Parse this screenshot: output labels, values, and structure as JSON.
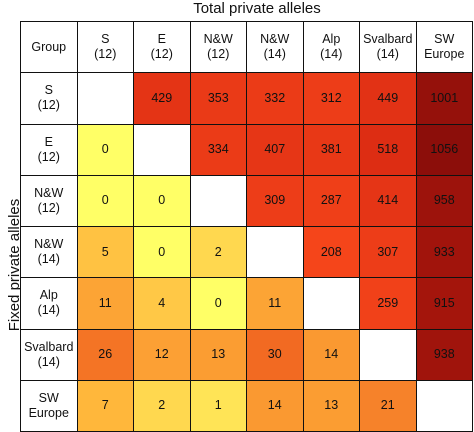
{
  "chart_data": {
    "type": "heatmap",
    "title": "Total private alleles",
    "ylabel": "Fixed private alleles",
    "corner_label": "Group",
    "columns": [
      {
        "name": "S",
        "n": "(12)"
      },
      {
        "name": "E",
        "n": "(12)"
      },
      {
        "name": "N&W",
        "n": "(12)"
      },
      {
        "name": "N&W",
        "n": "(14)"
      },
      {
        "name": "Alp",
        "n": "(14)"
      },
      {
        "name": "Svalbard",
        "n": "(14)"
      },
      {
        "name": "SW",
        "n": "Europe"
      }
    ],
    "rows": [
      {
        "name": "S",
        "n": "(12)"
      },
      {
        "name": "E",
        "n": "(12)"
      },
      {
        "name": "N&W",
        "n": "(12)"
      },
      {
        "name": "N&W",
        "n": "(14)"
      },
      {
        "name": "Alp",
        "n": "(14)"
      },
      {
        "name": "Svalbard",
        "n": "(14)"
      },
      {
        "name": "SW",
        "n": "Europe"
      }
    ],
    "values": [
      [
        null,
        429,
        353,
        332,
        312,
        449,
        1001
      ],
      [
        0,
        null,
        334,
        407,
        381,
        518,
        1056
      ],
      [
        0,
        0,
        null,
        309,
        287,
        414,
        958
      ],
      [
        5,
        0,
        2,
        null,
        208,
        307,
        933
      ],
      [
        11,
        4,
        0,
        11,
        null,
        259,
        915
      ],
      [
        26,
        12,
        13,
        30,
        14,
        null,
        938
      ],
      [
        7,
        2,
        1,
        14,
        13,
        21,
        null
      ]
    ],
    "color_scale_upper": {
      "low": "#f5451a",
      "mid": "#d42411",
      "high": "#8c0e0a"
    },
    "color_scale_lower": {
      "low": "#ffff66",
      "mid": "#ffb43a",
      "high": "#f26a22"
    }
  }
}
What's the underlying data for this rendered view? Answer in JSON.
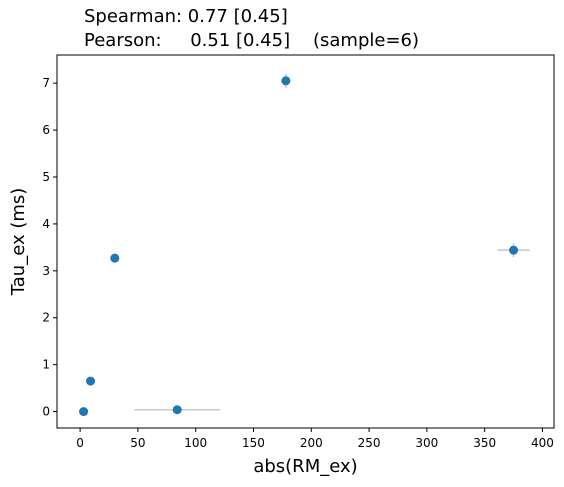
{
  "chart_data": {
    "type": "scatter",
    "title_lines": [
      "Spearman: 0.77 [0.45]",
      "Pearson:     0.51 [0.45]    (sample=6)"
    ],
    "xlabel": "abs(RM_ex)",
    "ylabel": "Tau_ex (ms)",
    "xlim": [
      -20,
      410
    ],
    "ylim": [
      -0.35,
      7.6
    ],
    "xticks": [
      0,
      50,
      100,
      150,
      200,
      250,
      300,
      350,
      400
    ],
    "yticks": [
      0,
      1,
      2,
      3,
      4,
      5,
      6,
      7
    ],
    "grid": false,
    "point_color": "#1f77b4",
    "errorbar_color": "#c8c8c8",
    "points": [
      {
        "x": 3,
        "y": 0.0,
        "xerr": 2,
        "yerr": 0.05
      },
      {
        "x": 9,
        "y": 0.65,
        "xerr": 1,
        "yerr": 0.05
      },
      {
        "x": 30,
        "y": 3.27,
        "xerr": 2,
        "yerr": 0.08
      },
      {
        "x": 84,
        "y": 0.04,
        "xerr": 37,
        "yerr": 0.03
      },
      {
        "x": 178,
        "y": 7.05,
        "xerr": 4,
        "yerr": 0.15
      },
      {
        "x": 375,
        "y": 3.44,
        "xerr": 14,
        "yerr": 0.15
      }
    ]
  }
}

Goal
From the entries above, select each line containing the string "this".

Exercise response
Parse this screenshot: output labels, values, and structure as JSON.
What's the underlying data for this rendered view? Answer in JSON.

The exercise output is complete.